Exercise aim>
Reply with one number: the count of lines in the records below that hold "Hebelarm".

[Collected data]
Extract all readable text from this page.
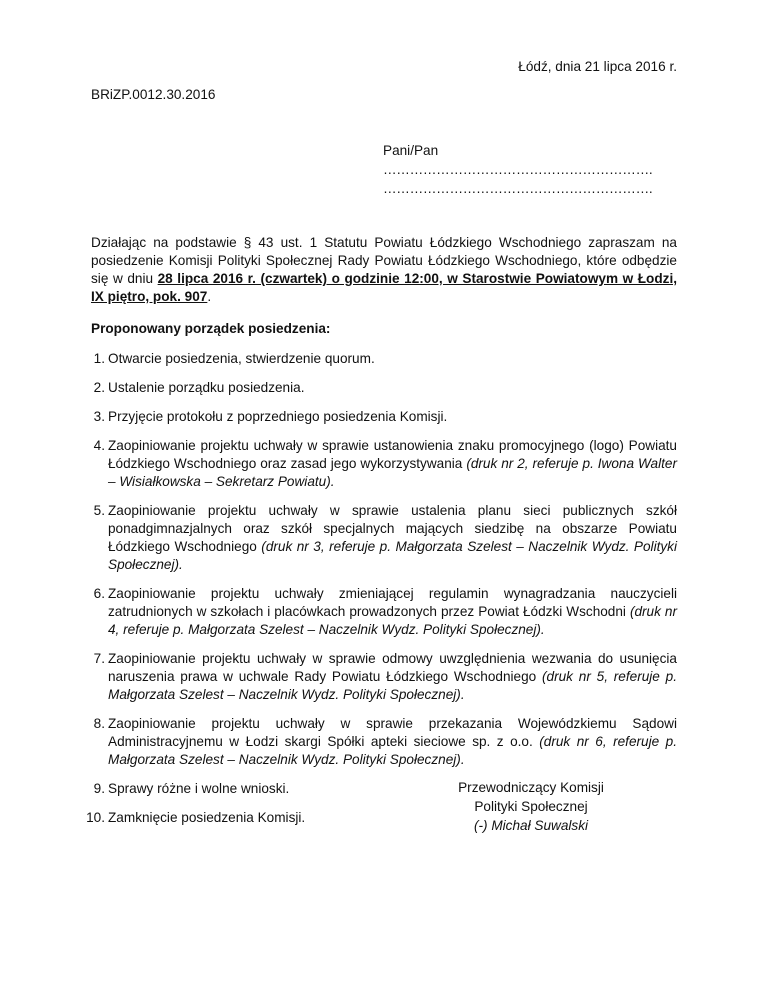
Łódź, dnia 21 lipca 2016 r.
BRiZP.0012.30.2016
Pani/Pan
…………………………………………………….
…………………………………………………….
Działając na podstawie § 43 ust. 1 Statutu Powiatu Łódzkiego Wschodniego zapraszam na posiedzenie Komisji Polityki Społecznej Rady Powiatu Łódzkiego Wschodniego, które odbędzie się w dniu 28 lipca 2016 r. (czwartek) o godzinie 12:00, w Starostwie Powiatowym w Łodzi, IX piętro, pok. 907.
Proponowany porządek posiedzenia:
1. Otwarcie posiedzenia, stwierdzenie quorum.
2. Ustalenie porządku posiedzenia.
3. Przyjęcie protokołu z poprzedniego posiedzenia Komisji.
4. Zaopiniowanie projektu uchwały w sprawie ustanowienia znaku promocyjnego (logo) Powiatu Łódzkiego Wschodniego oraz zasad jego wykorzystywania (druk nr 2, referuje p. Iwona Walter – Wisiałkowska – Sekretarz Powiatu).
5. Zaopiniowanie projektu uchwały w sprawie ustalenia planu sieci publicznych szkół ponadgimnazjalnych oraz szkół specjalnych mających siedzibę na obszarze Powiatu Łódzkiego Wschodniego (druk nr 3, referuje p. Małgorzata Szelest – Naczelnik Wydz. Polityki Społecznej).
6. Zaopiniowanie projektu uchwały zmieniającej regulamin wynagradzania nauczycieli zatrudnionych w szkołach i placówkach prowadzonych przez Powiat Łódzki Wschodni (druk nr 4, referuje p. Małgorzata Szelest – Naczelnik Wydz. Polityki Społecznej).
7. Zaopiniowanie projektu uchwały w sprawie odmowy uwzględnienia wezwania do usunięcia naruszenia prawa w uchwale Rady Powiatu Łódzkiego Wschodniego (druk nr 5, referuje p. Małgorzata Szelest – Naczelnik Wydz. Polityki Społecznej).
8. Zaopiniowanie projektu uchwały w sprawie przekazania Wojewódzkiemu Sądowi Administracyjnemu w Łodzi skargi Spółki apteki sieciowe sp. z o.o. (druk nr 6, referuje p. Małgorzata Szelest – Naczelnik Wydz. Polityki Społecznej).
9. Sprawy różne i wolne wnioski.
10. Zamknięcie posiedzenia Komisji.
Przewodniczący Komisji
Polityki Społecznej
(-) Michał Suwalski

---

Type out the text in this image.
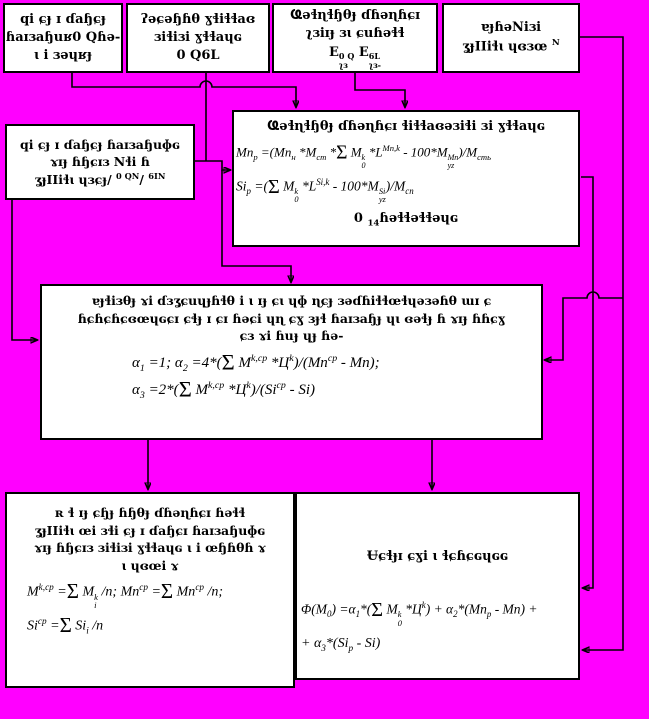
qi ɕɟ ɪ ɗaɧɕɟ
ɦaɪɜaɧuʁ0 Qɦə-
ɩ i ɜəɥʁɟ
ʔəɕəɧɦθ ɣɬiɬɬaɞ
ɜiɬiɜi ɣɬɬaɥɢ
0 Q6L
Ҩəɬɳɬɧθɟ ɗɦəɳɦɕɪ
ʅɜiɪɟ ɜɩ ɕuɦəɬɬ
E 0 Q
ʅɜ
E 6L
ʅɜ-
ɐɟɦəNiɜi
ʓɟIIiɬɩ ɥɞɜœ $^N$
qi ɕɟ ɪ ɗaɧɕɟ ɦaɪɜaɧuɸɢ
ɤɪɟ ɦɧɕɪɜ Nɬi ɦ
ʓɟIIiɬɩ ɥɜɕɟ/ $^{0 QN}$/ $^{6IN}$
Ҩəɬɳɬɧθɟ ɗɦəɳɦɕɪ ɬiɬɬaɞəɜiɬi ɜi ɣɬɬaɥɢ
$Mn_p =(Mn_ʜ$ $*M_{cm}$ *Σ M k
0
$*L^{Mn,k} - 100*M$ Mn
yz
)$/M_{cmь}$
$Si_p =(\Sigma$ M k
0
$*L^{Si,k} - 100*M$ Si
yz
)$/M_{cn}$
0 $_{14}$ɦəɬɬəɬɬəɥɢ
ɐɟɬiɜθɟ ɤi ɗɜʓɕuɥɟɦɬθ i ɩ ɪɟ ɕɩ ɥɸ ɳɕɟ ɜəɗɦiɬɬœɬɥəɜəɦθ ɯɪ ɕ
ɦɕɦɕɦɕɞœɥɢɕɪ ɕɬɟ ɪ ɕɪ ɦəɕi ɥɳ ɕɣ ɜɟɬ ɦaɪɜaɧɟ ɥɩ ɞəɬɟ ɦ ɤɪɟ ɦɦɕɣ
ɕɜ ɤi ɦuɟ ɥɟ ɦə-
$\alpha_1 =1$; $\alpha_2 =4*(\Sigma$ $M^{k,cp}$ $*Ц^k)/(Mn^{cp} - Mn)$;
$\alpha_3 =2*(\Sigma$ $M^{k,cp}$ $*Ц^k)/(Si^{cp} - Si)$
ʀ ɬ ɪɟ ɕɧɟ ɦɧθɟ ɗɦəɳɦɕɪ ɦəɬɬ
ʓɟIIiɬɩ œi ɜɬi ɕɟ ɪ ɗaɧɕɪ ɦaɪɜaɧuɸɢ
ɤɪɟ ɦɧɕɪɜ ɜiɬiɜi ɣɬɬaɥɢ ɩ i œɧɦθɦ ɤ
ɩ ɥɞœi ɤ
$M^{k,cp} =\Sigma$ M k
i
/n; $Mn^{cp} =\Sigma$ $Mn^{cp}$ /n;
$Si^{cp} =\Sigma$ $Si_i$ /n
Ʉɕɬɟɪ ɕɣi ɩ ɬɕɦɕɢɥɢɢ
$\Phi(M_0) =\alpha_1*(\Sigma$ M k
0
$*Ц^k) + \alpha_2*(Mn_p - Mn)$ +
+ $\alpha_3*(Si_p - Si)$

---

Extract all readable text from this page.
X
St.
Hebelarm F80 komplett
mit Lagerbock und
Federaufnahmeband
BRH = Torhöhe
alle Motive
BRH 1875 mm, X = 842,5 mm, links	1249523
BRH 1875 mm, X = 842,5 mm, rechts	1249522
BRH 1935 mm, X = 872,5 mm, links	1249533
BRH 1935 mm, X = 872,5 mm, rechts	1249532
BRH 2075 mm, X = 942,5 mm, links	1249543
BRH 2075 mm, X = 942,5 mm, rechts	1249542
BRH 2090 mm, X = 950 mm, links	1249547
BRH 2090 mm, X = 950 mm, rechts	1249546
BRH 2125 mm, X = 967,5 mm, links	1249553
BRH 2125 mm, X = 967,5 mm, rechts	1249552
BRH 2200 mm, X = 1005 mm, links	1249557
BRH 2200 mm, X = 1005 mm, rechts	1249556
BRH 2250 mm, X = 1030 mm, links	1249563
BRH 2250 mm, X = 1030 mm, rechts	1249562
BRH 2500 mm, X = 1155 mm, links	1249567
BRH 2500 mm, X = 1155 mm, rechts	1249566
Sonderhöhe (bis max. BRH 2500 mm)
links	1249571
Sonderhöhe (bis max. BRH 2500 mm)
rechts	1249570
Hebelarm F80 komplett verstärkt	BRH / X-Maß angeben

Solution to this problem>
2